__Exercise aim__
Track down each line that has the word "glyph" and copy it.

__Material__
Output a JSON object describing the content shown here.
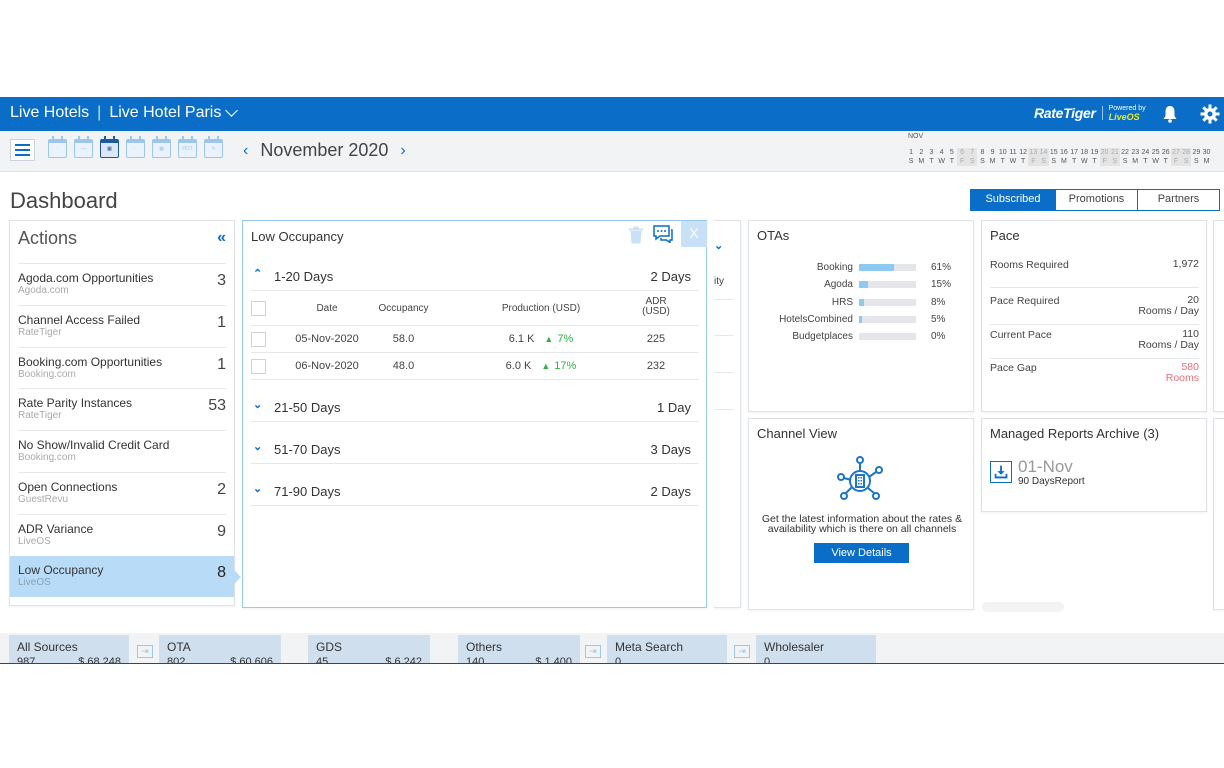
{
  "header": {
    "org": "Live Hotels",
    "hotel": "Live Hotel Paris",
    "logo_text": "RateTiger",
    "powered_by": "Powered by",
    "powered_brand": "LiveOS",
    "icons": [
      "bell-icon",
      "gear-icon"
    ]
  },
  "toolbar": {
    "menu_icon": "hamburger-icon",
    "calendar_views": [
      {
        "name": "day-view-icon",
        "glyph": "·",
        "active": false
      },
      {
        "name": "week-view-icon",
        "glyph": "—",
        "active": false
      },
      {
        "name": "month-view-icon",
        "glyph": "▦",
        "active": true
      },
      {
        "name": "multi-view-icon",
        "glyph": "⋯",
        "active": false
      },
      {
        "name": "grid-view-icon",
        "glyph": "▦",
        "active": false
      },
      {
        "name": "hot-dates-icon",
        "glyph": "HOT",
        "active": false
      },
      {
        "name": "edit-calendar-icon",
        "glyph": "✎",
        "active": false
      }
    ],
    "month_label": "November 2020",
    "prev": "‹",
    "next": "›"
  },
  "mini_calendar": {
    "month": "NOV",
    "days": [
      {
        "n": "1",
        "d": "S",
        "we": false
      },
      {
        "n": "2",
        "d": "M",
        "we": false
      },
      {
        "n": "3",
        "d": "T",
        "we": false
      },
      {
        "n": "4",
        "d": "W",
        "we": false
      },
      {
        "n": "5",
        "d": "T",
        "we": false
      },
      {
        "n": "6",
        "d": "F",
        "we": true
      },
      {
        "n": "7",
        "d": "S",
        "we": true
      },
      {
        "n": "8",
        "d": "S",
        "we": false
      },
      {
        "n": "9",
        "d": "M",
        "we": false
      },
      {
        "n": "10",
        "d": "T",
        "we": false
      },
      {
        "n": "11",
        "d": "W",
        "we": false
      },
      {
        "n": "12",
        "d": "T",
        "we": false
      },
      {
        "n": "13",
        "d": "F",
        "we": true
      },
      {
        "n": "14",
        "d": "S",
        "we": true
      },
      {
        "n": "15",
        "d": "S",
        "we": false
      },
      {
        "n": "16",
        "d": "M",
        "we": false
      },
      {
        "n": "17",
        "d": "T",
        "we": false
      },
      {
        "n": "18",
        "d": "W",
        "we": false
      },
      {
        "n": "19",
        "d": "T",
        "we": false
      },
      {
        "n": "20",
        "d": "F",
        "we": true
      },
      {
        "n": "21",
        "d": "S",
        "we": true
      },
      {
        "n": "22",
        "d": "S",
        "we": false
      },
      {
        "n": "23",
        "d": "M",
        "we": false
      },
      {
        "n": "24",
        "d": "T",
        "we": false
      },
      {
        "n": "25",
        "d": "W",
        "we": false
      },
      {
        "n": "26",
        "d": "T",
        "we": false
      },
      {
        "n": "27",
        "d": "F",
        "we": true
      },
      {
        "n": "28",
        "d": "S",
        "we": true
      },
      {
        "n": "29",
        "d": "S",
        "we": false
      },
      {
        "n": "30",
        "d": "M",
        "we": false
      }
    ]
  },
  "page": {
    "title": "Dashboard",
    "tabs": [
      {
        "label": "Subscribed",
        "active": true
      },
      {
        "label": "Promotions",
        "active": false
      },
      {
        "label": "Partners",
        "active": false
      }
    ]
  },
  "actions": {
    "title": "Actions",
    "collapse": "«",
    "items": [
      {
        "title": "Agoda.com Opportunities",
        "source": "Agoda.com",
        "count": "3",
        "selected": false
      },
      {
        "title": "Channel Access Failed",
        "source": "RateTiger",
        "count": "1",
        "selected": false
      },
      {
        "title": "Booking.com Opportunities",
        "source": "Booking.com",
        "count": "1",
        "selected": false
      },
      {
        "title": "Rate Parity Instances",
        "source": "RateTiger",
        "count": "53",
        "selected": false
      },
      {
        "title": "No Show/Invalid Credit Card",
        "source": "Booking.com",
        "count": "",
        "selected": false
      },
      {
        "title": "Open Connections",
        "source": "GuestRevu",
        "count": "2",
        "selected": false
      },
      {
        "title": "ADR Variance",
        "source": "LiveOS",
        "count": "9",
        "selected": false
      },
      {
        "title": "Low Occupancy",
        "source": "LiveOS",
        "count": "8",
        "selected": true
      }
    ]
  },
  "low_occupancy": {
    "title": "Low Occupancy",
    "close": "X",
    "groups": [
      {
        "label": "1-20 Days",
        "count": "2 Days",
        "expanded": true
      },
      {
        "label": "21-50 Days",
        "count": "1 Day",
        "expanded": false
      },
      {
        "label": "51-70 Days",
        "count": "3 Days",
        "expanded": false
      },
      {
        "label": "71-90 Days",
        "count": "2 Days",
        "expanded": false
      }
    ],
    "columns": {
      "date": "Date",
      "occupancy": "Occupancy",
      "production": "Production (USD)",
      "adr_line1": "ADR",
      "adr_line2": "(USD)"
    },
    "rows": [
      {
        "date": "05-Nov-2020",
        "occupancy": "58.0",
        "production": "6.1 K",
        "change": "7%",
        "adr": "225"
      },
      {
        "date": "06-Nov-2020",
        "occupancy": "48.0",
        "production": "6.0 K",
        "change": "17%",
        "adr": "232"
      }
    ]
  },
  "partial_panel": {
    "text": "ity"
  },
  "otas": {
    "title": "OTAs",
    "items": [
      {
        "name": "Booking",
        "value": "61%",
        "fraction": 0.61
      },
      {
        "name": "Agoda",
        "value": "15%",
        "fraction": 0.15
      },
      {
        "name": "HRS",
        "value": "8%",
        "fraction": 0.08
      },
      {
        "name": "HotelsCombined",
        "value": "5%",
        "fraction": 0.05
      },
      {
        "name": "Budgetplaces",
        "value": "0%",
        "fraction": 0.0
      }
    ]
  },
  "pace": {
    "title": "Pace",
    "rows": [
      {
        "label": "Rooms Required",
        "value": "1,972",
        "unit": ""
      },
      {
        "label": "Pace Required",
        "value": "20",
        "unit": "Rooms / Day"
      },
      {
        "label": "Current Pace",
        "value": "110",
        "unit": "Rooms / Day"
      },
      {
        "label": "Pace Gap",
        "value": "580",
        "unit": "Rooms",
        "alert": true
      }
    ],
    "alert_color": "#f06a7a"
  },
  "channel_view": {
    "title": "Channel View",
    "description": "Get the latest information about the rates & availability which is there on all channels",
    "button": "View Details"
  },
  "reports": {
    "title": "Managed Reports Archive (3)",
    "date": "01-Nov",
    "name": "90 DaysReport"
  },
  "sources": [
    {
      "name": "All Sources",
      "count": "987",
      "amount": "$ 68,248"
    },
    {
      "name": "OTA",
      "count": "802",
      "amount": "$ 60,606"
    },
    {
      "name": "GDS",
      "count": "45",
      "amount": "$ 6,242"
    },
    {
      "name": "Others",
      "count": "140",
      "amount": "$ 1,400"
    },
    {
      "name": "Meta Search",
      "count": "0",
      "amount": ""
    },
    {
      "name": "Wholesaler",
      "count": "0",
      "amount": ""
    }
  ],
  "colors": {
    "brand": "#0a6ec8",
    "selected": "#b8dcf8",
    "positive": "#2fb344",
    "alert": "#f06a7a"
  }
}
==
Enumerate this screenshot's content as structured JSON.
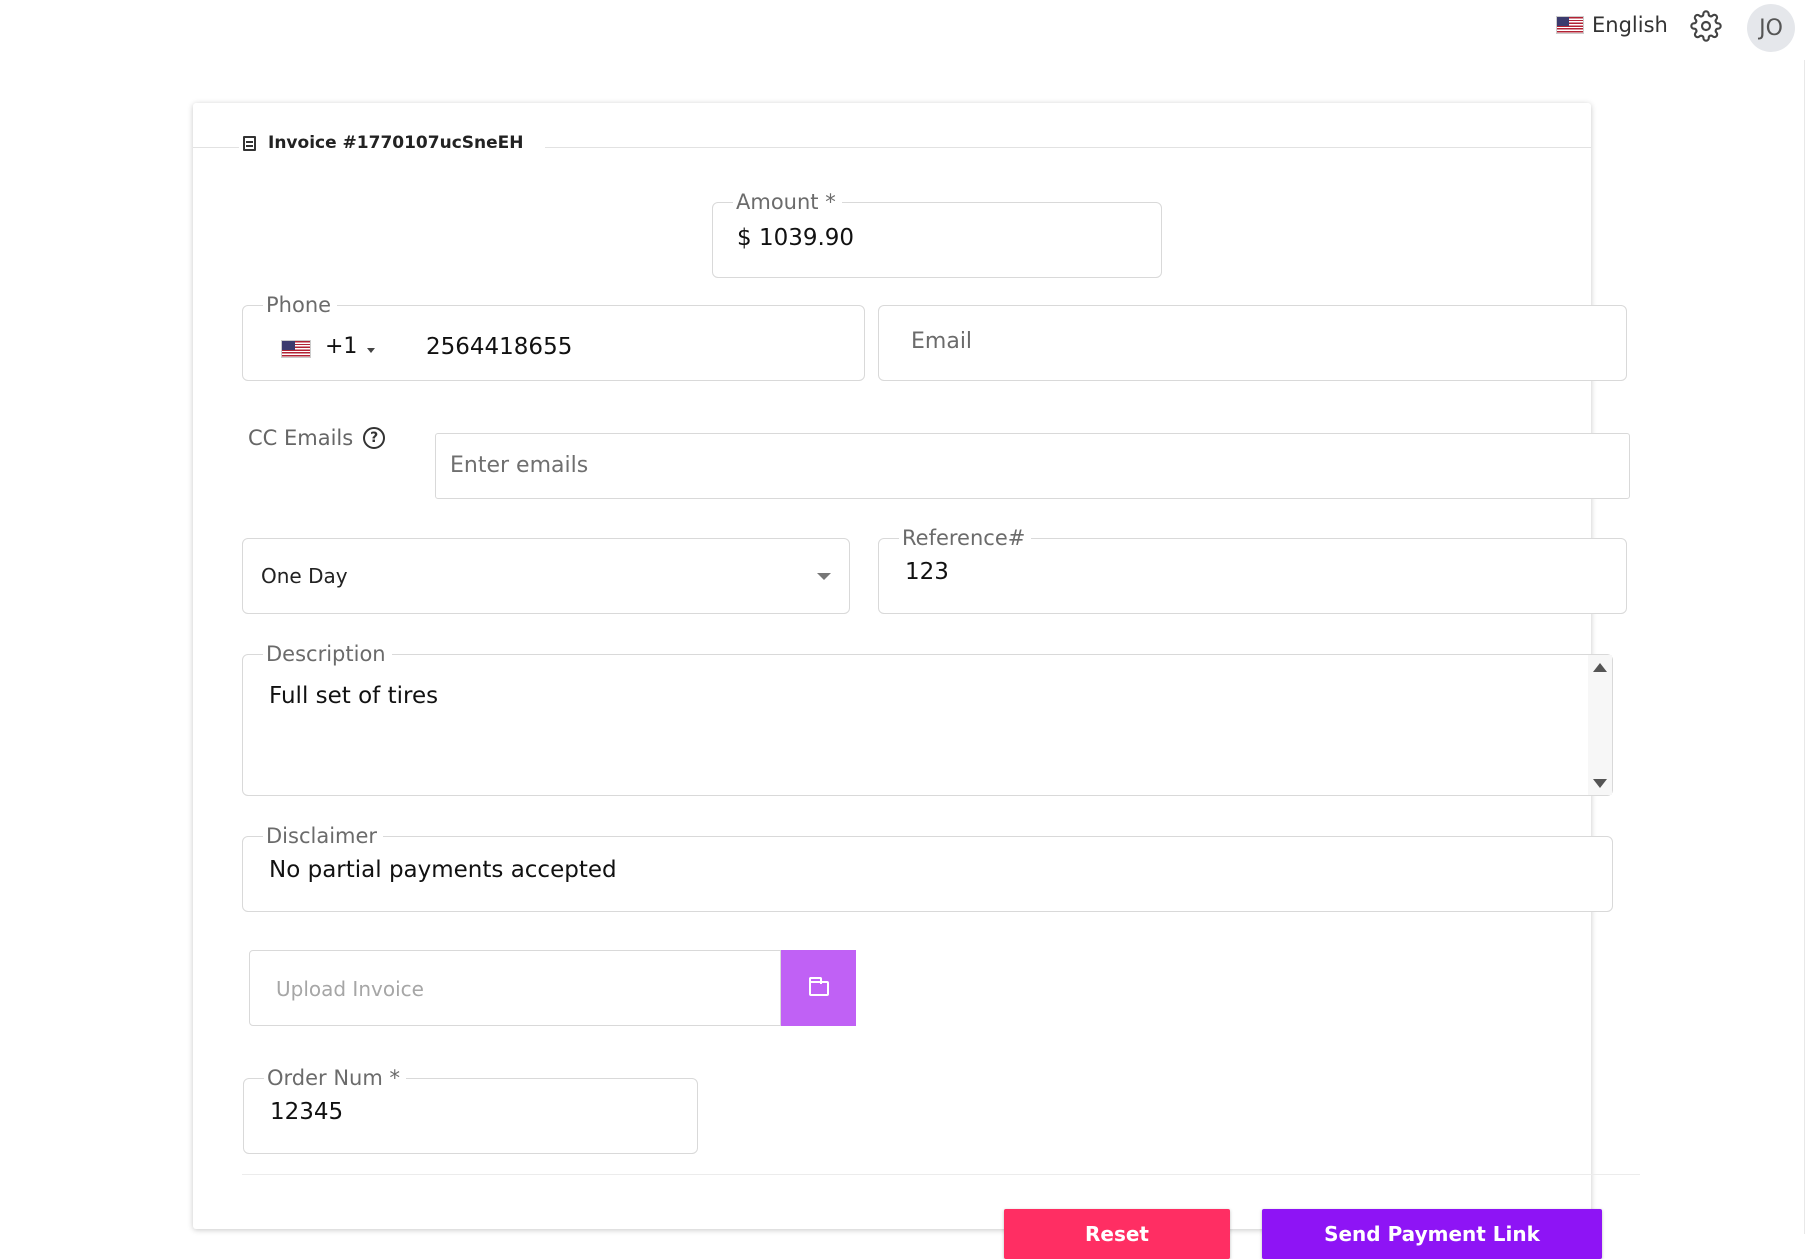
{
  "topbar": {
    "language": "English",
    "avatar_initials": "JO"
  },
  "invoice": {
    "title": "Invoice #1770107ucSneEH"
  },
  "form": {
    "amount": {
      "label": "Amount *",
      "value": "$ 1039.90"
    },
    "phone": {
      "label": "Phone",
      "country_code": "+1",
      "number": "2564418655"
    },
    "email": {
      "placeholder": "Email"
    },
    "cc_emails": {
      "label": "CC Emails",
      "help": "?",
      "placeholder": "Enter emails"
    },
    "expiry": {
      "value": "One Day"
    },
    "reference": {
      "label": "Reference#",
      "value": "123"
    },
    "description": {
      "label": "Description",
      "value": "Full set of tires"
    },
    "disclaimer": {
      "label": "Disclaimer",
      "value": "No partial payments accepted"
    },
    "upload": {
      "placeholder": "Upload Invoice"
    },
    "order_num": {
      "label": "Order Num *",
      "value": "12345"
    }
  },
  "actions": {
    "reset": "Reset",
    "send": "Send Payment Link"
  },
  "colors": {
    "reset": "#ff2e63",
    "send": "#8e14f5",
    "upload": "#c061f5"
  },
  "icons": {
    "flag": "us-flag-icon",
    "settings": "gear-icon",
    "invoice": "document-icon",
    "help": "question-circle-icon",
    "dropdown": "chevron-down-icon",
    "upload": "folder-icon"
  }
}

__Answer to this problem__
        "glyph": "·",
        "glyph": "—",
        "glyph": "▦",
        "glyph": "⋯",
        "glyph": "▦",
        "glyph": "HOT",
        "glyph": "✎",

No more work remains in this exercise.